◆ **Region boundary data**
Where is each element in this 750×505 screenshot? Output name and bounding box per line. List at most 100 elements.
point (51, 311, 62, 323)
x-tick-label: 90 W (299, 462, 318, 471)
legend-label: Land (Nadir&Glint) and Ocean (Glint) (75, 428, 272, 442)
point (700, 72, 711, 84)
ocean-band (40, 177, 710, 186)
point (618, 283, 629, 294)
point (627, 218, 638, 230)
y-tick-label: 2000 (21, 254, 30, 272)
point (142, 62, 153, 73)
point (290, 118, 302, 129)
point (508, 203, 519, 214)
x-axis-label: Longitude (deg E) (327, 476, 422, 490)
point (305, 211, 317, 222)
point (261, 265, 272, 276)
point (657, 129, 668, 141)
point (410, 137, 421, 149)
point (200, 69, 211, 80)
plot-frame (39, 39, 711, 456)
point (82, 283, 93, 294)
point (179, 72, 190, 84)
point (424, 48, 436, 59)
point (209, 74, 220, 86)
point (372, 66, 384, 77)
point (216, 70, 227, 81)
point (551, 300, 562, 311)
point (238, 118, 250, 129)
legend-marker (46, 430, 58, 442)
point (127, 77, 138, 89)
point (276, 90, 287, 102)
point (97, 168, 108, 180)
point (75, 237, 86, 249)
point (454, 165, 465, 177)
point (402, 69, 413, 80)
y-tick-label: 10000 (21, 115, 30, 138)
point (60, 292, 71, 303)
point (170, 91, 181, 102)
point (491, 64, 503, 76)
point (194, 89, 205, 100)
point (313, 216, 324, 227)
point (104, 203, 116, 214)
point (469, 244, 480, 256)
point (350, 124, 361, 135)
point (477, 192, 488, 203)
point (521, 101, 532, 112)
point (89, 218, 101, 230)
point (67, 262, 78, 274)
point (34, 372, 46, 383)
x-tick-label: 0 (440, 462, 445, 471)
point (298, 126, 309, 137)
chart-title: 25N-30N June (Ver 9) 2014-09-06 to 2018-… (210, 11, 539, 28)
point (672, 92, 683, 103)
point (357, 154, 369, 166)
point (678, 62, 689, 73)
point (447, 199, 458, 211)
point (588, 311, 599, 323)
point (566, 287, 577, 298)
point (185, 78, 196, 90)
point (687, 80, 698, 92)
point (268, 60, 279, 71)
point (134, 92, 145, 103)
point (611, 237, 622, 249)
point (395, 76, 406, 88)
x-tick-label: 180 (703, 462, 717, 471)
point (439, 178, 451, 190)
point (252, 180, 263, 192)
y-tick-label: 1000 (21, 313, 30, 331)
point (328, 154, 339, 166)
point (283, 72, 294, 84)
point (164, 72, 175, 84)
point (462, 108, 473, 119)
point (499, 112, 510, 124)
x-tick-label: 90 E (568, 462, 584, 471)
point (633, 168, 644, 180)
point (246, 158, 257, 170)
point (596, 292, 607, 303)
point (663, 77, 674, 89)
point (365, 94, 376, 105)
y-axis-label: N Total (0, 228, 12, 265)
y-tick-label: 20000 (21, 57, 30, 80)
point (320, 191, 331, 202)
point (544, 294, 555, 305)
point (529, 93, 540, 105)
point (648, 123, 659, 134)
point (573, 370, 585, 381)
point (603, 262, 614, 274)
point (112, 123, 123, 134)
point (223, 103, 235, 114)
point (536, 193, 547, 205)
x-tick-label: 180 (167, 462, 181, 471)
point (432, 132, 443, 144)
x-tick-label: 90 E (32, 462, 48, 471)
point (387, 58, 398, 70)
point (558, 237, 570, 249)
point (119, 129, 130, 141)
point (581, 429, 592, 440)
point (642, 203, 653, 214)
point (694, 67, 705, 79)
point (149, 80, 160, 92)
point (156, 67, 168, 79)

◆ **WHAT THE TASK REQUIRES**
Repeat every line of these records without changing anything.

◆ **TASK RESULT**
Where is each element in this 750×505 screenshot? Output name and bounding box per line. List at most 100 elements.
point (51, 311, 62, 323)
x-tick-label: 90 W (299, 462, 318, 471)
legend-label: Land (Nadir&Glint) and Ocean (Glint) (75, 428, 272, 442)
point (700, 72, 711, 84)
ocean-band (40, 177, 710, 186)
point (618, 283, 629, 294)
point (627, 218, 638, 230)
y-tick-label: 2000 (21, 254, 30, 272)
point (142, 62, 153, 73)
point (290, 118, 302, 129)
point (508, 203, 519, 214)
x-axis-label: Longitude (deg E) (327, 476, 422, 490)
point (305, 211, 317, 222)
point (261, 265, 272, 276)
point (657, 129, 668, 141)
point (410, 137, 421, 149)
point (200, 69, 211, 80)
plot-frame (39, 39, 711, 456)
point (82, 283, 93, 294)
point (179, 72, 190, 84)
point (424, 48, 436, 59)
point (209, 74, 220, 86)
point (372, 66, 384, 77)
point (216, 70, 227, 81)
point (551, 300, 562, 311)
point (238, 118, 250, 129)
legend-marker (46, 430, 58, 442)
point (127, 77, 138, 89)
point (276, 90, 287, 102)
point (97, 168, 108, 180)
point (75, 237, 86, 249)
point (454, 165, 465, 177)
point (402, 69, 413, 80)
y-tick-label: 10000 (21, 115, 30, 138)
point (60, 292, 71, 303)
point (170, 91, 181, 102)
point (491, 64, 503, 76)
point (194, 89, 205, 100)
point (313, 216, 324, 227)
point (104, 203, 116, 214)
point (469, 244, 480, 256)
point (350, 124, 361, 135)
point (477, 192, 488, 203)
point (521, 101, 532, 112)
point (89, 218, 101, 230)
point (67, 262, 78, 274)
point (34, 372, 46, 383)
x-tick-label: 0 (440, 462, 445, 471)
point (298, 126, 309, 137)
chart-title: 25N-30N June (Ver 9) 2014-09-06 to 2018-… (210, 11, 539, 28)
point (672, 92, 683, 103)
point (357, 154, 369, 166)
point (678, 62, 689, 73)
point (447, 199, 458, 211)
point (588, 311, 599, 323)
point (566, 287, 577, 298)
point (185, 78, 196, 90)
point (687, 80, 698, 92)
point (268, 60, 279, 71)
point (134, 92, 145, 103)
point (611, 237, 622, 249)
point (395, 76, 406, 88)
x-tick-label: 180 (703, 462, 717, 471)
point (439, 178, 451, 190)
point (252, 180, 263, 192)
y-tick-label: 1000 (21, 313, 30, 331)
point (328, 154, 339, 166)
point (283, 72, 294, 84)
point (164, 72, 175, 84)
point (462, 108, 473, 119)
point (499, 112, 510, 124)
x-tick-label: 90 E (568, 462, 584, 471)
point (633, 168, 644, 180)
point (246, 158, 257, 170)
point (596, 292, 607, 303)
point (663, 77, 674, 89)
point (365, 94, 376, 105)
y-axis-label: N Total (0, 228, 12, 265)
y-tick-label: 20000 (21, 57, 30, 80)
point (320, 191, 331, 202)
point (544, 294, 555, 305)
point (529, 93, 540, 105)
point (648, 123, 659, 134)
point (573, 370, 585, 381)
point (603, 262, 614, 274)
point (112, 123, 123, 134)
point (223, 103, 235, 114)
point (536, 193, 547, 205)
x-tick-label: 180 (167, 462, 181, 471)
point (432, 132, 443, 144)
x-tick-label: 90 E (32, 462, 48, 471)
point (387, 58, 398, 70)
point (558, 237, 570, 249)
point (119, 129, 130, 141)
point (581, 429, 592, 440)
point (642, 203, 653, 214)
point (694, 67, 705, 79)
point (149, 80, 160, 92)
point (156, 67, 168, 79)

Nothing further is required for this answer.